RECORD LIST:
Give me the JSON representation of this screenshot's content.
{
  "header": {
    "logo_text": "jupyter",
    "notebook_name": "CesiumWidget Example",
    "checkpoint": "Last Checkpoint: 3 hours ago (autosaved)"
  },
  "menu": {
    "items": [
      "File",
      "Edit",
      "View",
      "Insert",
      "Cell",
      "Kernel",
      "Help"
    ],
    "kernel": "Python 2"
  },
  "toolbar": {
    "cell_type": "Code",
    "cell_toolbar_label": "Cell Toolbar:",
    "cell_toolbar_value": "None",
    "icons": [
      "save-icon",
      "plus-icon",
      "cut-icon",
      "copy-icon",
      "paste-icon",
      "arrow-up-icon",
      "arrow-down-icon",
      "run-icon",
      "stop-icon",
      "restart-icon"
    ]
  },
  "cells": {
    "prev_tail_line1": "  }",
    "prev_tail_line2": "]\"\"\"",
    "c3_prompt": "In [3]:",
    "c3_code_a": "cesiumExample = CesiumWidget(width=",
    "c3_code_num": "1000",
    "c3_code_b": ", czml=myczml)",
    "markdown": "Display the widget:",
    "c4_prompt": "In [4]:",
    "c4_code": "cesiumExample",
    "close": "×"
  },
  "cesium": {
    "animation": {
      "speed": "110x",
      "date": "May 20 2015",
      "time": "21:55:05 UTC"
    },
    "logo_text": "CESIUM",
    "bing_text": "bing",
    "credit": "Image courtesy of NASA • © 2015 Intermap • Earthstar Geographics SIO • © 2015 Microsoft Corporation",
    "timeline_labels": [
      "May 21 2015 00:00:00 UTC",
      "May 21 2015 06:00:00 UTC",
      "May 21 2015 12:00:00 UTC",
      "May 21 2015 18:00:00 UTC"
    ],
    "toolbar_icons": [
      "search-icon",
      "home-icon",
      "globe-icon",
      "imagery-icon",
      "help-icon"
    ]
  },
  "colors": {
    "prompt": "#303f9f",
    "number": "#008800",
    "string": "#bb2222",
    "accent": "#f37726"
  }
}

THE PROBLEM: Reproduce every line of the material above exactly.

FULL RESPONSE:
Give me the JSON representation of this screenshot's content.
{
  "header": {
    "logo_text": "jupyter",
    "notebook_name": "CesiumWidget Example",
    "checkpoint": "Last Checkpoint: 3 hours ago (autosaved)"
  },
  "menu": {
    "items": [
      "File",
      "Edit",
      "View",
      "Insert",
      "Cell",
      "Kernel",
      "Help"
    ],
    "kernel": "Python 2"
  },
  "toolbar": {
    "cell_type": "Code",
    "cell_toolbar_label": "Cell Toolbar:",
    "cell_toolbar_value": "None",
    "icons": [
      "save-icon",
      "plus-icon",
      "cut-icon",
      "copy-icon",
      "paste-icon",
      "arrow-up-icon",
      "arrow-down-icon",
      "run-icon",
      "stop-icon",
      "restart-icon"
    ]
  },
  "cells": {
    "prev_tail_line1": "  }",
    "prev_tail_line2": "]\"\"\"",
    "c3_prompt": "In [3]:",
    "c3_code_a": "cesiumExample = CesiumWidget(width=",
    "c3_code_num": "1000",
    "c3_code_b": ", czml=myczml)",
    "markdown": "Display the widget:",
    "c4_prompt": "In [4]:",
    "c4_code": "cesiumExample",
    "close": "×"
  },
  "cesium": {
    "animation": {
      "speed": "110x",
      "date": "May 20 2015",
      "time": "21:55:05 UTC"
    },
    "logo_text": "CESIUM",
    "bing_text": "bing",
    "credit": "Image courtesy of NASA • © 2015 Intermap • Earthstar Geographics SIO • © 2015 Microsoft Corporation",
    "timeline_labels": [
      "May 21 2015 00:00:00 UTC",
      "May 21 2015 06:00:00 UTC",
      "May 21 2015 12:00:00 UTC",
      "May 21 2015 18:00:00 UTC"
    ],
    "toolbar_icons": [
      "search-icon",
      "home-icon",
      "globe-icon",
      "imagery-icon",
      "help-icon"
    ]
  },
  "colors": {
    "prompt": "#303f9f",
    "number": "#008800",
    "string": "#bb2222",
    "accent": "#f37726"
  }
}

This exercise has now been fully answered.